Written problem:
Print the rows starting at the line that contains "- y-tick-label: 2,0: [659, 121, 675, 134]" and ending at the line that contains "- x-tick-label: 07/2022: [238, 240, 251, 281]", with both of those lines included. Copy each one exactly.

··· Listing ···

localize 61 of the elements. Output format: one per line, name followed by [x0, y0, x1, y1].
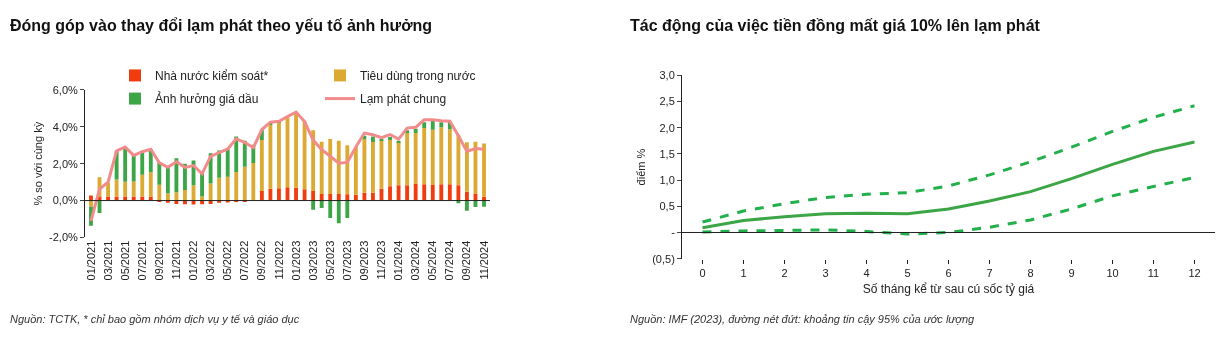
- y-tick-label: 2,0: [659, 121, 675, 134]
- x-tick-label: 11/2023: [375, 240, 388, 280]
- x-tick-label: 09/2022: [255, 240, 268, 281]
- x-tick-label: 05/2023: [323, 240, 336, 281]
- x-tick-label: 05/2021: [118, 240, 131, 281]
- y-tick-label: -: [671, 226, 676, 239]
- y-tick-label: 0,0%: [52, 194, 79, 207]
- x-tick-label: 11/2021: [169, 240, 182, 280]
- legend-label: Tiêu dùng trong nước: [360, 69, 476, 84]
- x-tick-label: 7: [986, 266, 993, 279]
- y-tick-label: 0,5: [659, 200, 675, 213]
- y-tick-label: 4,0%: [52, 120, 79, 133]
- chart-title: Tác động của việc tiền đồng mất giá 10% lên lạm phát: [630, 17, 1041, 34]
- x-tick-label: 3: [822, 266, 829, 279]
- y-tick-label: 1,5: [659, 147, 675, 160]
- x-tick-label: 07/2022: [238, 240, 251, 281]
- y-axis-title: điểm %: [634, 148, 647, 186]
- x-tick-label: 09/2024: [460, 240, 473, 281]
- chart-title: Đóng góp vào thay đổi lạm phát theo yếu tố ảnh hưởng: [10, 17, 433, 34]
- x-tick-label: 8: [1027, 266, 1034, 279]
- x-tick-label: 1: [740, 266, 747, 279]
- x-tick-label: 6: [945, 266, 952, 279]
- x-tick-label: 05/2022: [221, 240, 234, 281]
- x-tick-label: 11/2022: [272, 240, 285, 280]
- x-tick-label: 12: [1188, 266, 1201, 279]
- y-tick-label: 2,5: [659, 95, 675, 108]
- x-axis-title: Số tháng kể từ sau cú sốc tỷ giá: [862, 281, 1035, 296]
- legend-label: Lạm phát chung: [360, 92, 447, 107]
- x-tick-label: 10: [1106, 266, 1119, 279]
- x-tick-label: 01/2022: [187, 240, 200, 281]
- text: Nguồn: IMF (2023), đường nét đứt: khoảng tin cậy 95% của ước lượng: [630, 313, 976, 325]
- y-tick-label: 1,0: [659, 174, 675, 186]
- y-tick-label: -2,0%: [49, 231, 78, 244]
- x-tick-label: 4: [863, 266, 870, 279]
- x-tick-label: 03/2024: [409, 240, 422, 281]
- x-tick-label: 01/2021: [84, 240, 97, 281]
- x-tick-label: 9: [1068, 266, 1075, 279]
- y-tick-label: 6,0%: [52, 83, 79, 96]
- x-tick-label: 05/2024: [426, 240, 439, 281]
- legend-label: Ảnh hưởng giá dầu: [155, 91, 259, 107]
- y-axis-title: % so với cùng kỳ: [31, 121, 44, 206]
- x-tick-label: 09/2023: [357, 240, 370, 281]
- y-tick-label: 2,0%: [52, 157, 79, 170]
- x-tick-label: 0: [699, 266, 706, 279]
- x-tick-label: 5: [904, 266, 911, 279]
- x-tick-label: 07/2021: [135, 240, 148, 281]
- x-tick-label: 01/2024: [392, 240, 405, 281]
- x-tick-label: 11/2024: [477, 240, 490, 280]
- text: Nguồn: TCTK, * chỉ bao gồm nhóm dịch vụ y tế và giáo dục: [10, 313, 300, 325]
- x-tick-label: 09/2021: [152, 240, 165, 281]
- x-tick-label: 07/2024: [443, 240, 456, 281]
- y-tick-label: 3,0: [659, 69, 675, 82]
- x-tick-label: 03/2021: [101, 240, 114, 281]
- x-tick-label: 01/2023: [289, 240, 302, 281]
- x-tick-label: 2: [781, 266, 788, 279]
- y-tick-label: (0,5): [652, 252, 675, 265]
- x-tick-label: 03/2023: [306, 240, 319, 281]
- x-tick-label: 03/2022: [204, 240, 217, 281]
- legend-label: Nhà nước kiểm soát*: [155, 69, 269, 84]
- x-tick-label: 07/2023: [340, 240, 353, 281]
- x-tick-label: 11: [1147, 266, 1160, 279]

···

Result for this task:
- y-tick-label: 2,0: [659, 121, 675, 134]
- x-tick-label: 11/2023: [375, 240, 388, 280]
- x-tick-label: 09/2022: [255, 240, 268, 281]
- x-tick-label: 05/2023: [323, 240, 336, 281]
- x-tick-label: 05/2021: [118, 240, 131, 281]
- y-tick-label: -: [671, 226, 676, 239]
- y-tick-label: 0,0%: [52, 194, 79, 207]
- x-tick-label: 11/2021: [169, 240, 182, 280]
- legend-label: Tiêu dùng trong nước: [360, 69, 476, 84]
- x-tick-label: 7: [986, 266, 993, 279]
- y-tick-label: 0,5: [659, 200, 675, 213]
- y-tick-label: 4,0%: [52, 120, 79, 133]
- chart-title: Tác động của việc tiền đồng mất giá 10% lên lạm phát: [630, 17, 1041, 34]
- x-tick-label: 3: [822, 266, 829, 279]
- y-tick-label: 1,5: [659, 147, 675, 160]
- x-tick-label: 07/2022: [238, 240, 251, 281]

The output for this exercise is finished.